## Challenge
Copy nothing but the text: reproduce each line of the listing exactly and leave the pictures out.

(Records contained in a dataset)
____________________

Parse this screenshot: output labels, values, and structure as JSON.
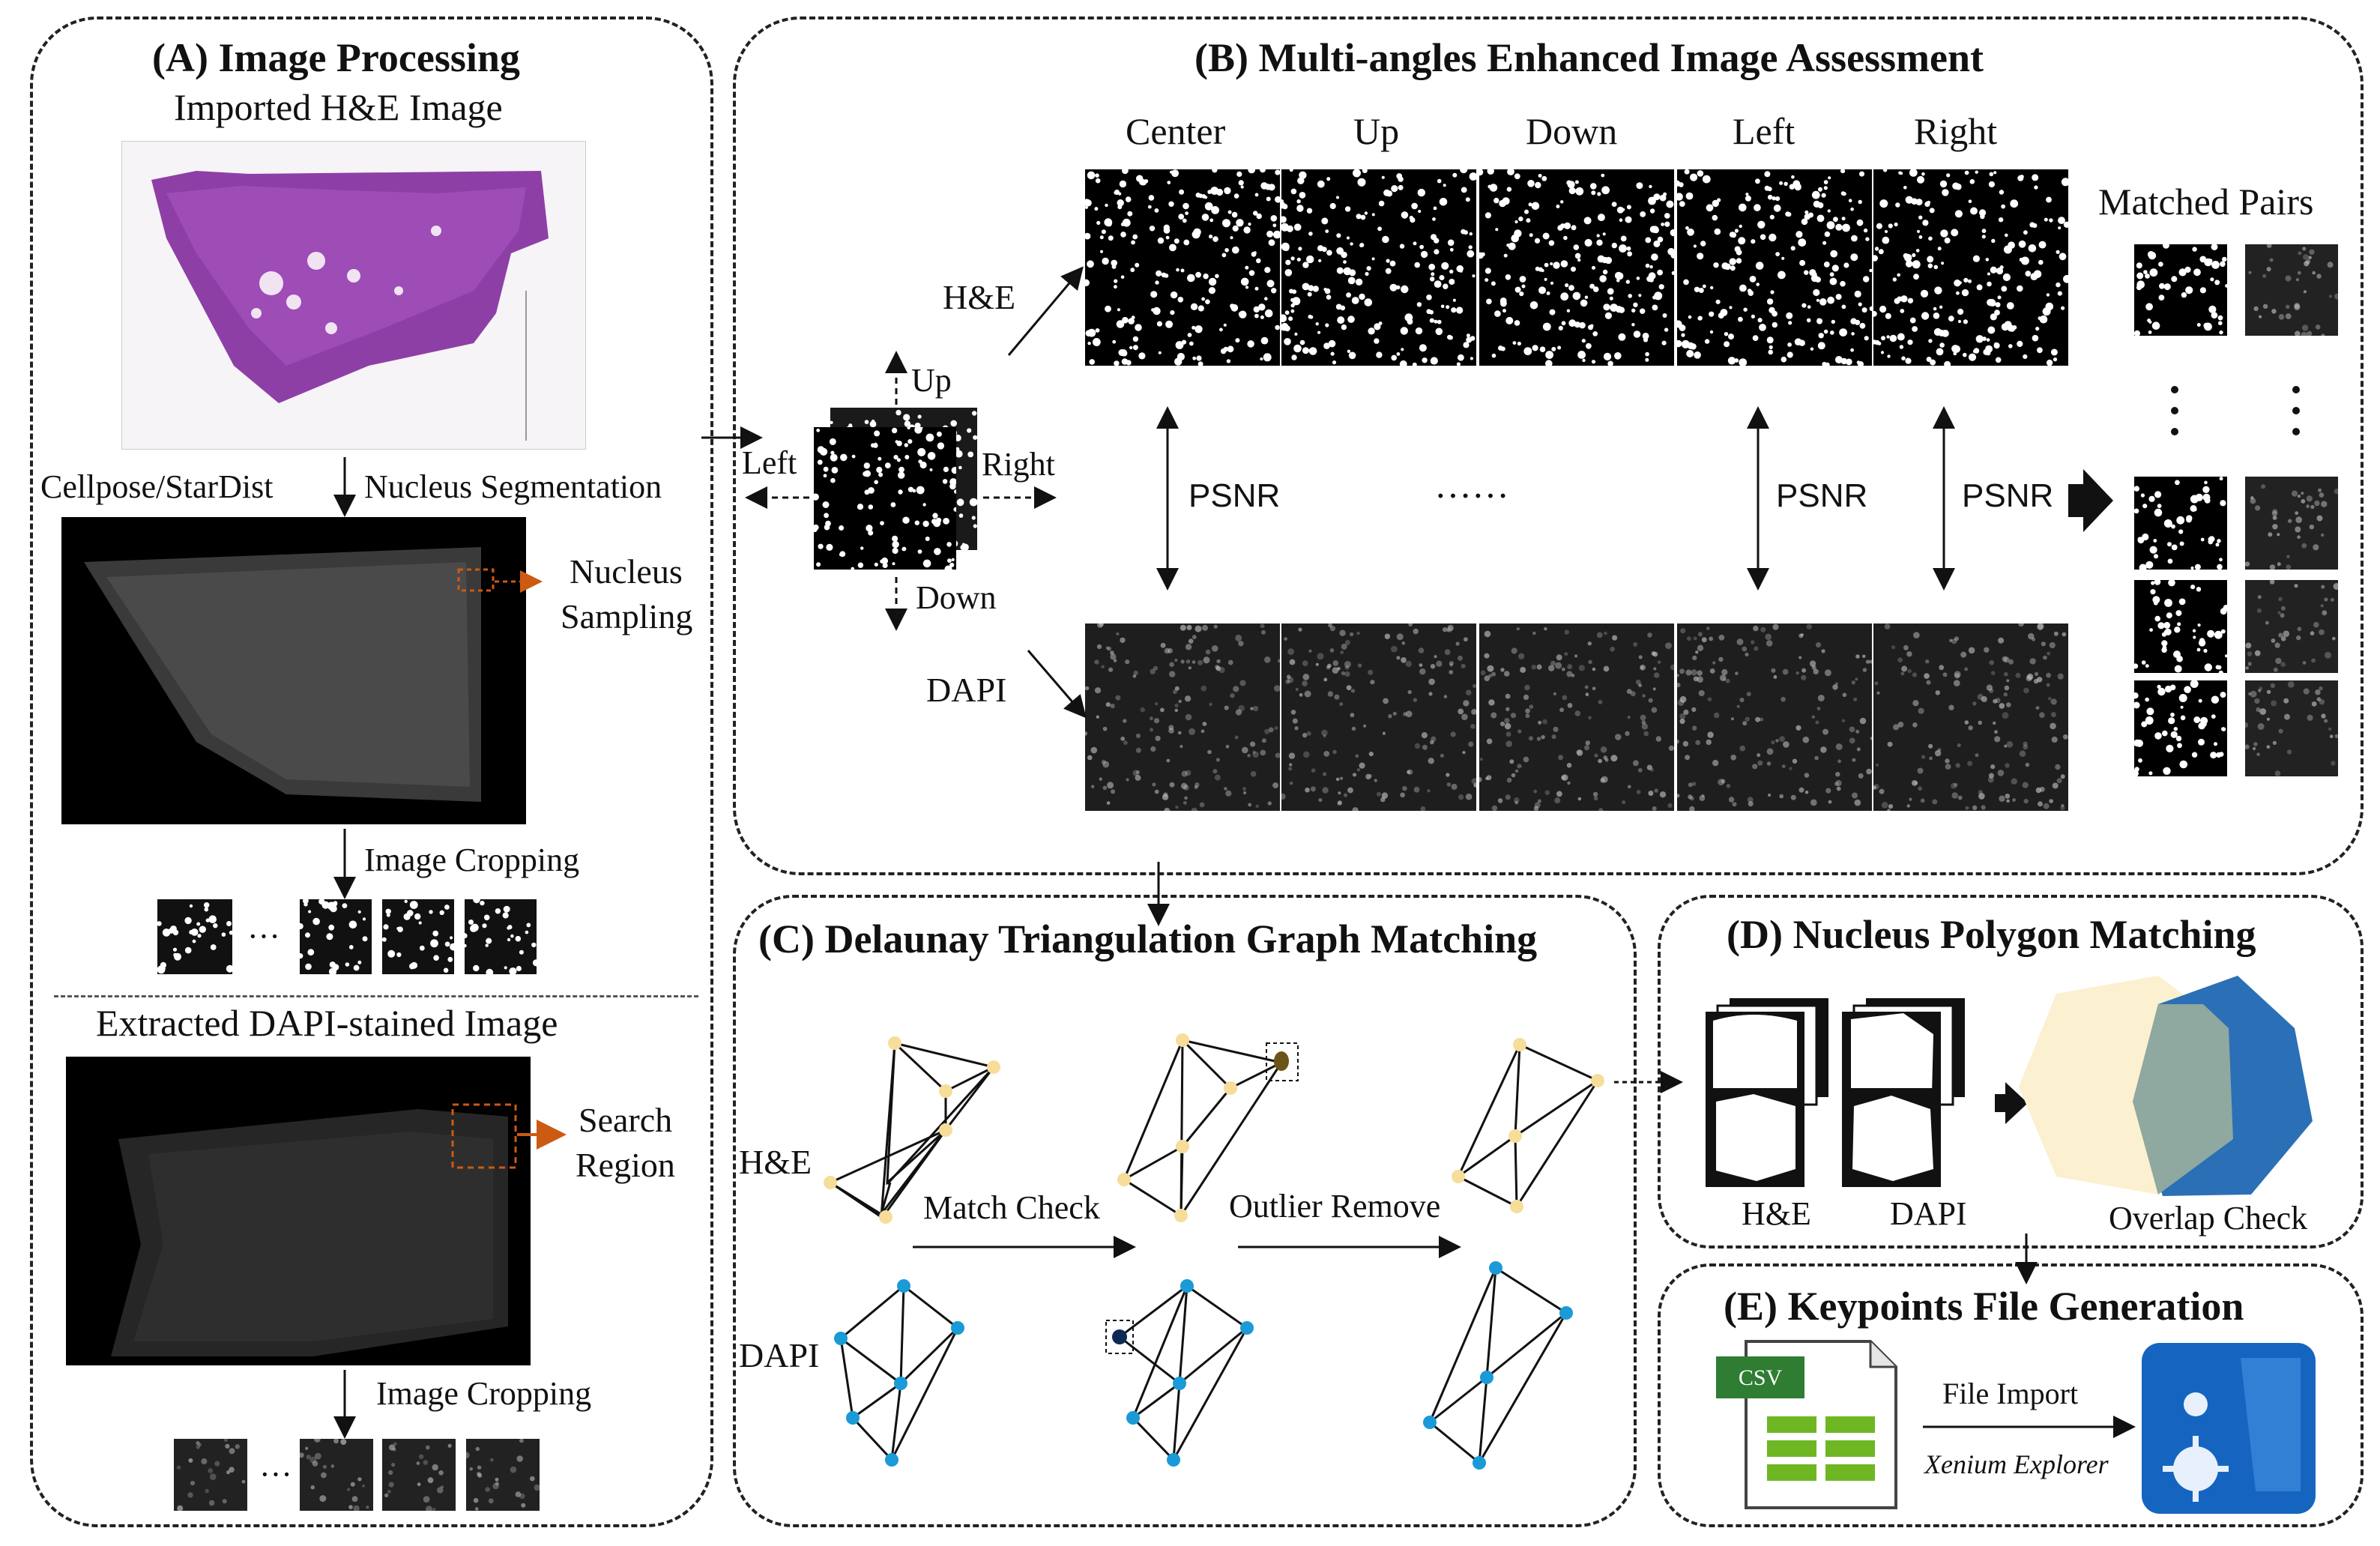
{
  "panel_a": {
    "title": "(A) Image Processing",
    "imported_label": "Imported H&E Image",
    "seg_tool_label": "Cellpose/StarDist",
    "seg_step_label": "Nucleus Segmentation",
    "sampling_label_1": "Nucleus",
    "sampling_label_2": "Sampling",
    "crop_label_1": "Image Cropping",
    "crop_ellipsis_1": "···",
    "dapi_title": "Extracted DAPI-stained Image",
    "search_label_1": "Search",
    "search_label_2": "Region",
    "crop_label_2": "Image Cropping",
    "crop_ellipsis_2": "···"
  },
  "panel_b": {
    "title": "(B) Multi-angles Enhanced Image Assessment",
    "columns": [
      "Center",
      "Up",
      "Down",
      "Left",
      "Right"
    ],
    "row_he": "H&E",
    "row_dapi": "DAPI",
    "dir_up": "Up",
    "dir_down": "Down",
    "dir_left": "Left",
    "dir_right": "Right",
    "psnr": "PSNR",
    "dots": "······",
    "matched_title": "Matched Pairs"
  },
  "panel_c": {
    "title": "(C) Delaunay Triangulation Graph Matching",
    "row_he": "H&E",
    "row_dapi": "DAPI",
    "step_1": "Match Check",
    "step_2": "Outlier Remove"
  },
  "panel_d": {
    "title": "(D) Nucleus Polygon Matching",
    "he_label": "H&E",
    "dapi_label": "DAPI",
    "overlap_label": "Overlap Check"
  },
  "panel_e": {
    "title": "(E) Keypoints File Generation",
    "csv_label": "CSV",
    "import_label": "File Import",
    "tool_label": "Xenium Explorer"
  },
  "colors": {
    "he_purple": "#8e3fa6",
    "arrow_orange": "#cc5a12",
    "he_node": "#f7dd9a",
    "dapi_node": "#1a9ad6",
    "outlier_he": "#6b5417",
    "outlier_dapi": "#0d2a55",
    "poly_cream": "#fbf0cf",
    "poly_blue": "#2b6fb6",
    "poly_overlap": "#8fa8a0",
    "csv_green": "#2e7d32",
    "xenium_blue": "#1565c0"
  }
}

____________________

## Task solution
Parse this screenshot: output labels, values, and structure as JSON.
{
  "panel_a": {
    "title": "(A) Image Processing",
    "imported_label": "Imported H&E Image",
    "seg_tool_label": "Cellpose/StarDist",
    "seg_step_label": "Nucleus Segmentation",
    "sampling_label_1": "Nucleus",
    "sampling_label_2": "Sampling",
    "crop_label_1": "Image Cropping",
    "crop_ellipsis_1": "···",
    "dapi_title": "Extracted DAPI-stained Image",
    "search_label_1": "Search",
    "search_label_2": "Region",
    "crop_label_2": "Image Cropping",
    "crop_ellipsis_2": "···"
  },
  "panel_b": {
    "title": "(B) Multi-angles Enhanced Image Assessment",
    "columns": [
      "Center",
      "Up",
      "Down",
      "Left",
      "Right"
    ],
    "row_he": "H&E",
    "row_dapi": "DAPI",
    "dir_up": "Up",
    "dir_down": "Down",
    "dir_left": "Left",
    "dir_right": "Right",
    "psnr": "PSNR",
    "dots": "······",
    "matched_title": "Matched Pairs"
  },
  "panel_c": {
    "title": "(C) Delaunay Triangulation Graph Matching",
    "row_he": "H&E",
    "row_dapi": "DAPI",
    "step_1": "Match Check",
    "step_2": "Outlier Remove"
  },
  "panel_d": {
    "title": "(D) Nucleus Polygon Matching",
    "he_label": "H&E",
    "dapi_label": "DAPI",
    "overlap_label": "Overlap Check"
  },
  "panel_e": {
    "title": "(E) Keypoints File Generation",
    "csv_label": "CSV",
    "import_label": "File Import",
    "tool_label": "Xenium Explorer"
  },
  "colors": {
    "he_purple": "#8e3fa6",
    "arrow_orange": "#cc5a12",
    "he_node": "#f7dd9a",
    "dapi_node": "#1a9ad6",
    "outlier_he": "#6b5417",
    "outlier_dapi": "#0d2a55",
    "poly_cream": "#fbf0cf",
    "poly_blue": "#2b6fb6",
    "poly_overlap": "#8fa8a0",
    "csv_green": "#2e7d32",
    "xenium_blue": "#1565c0"
  }
}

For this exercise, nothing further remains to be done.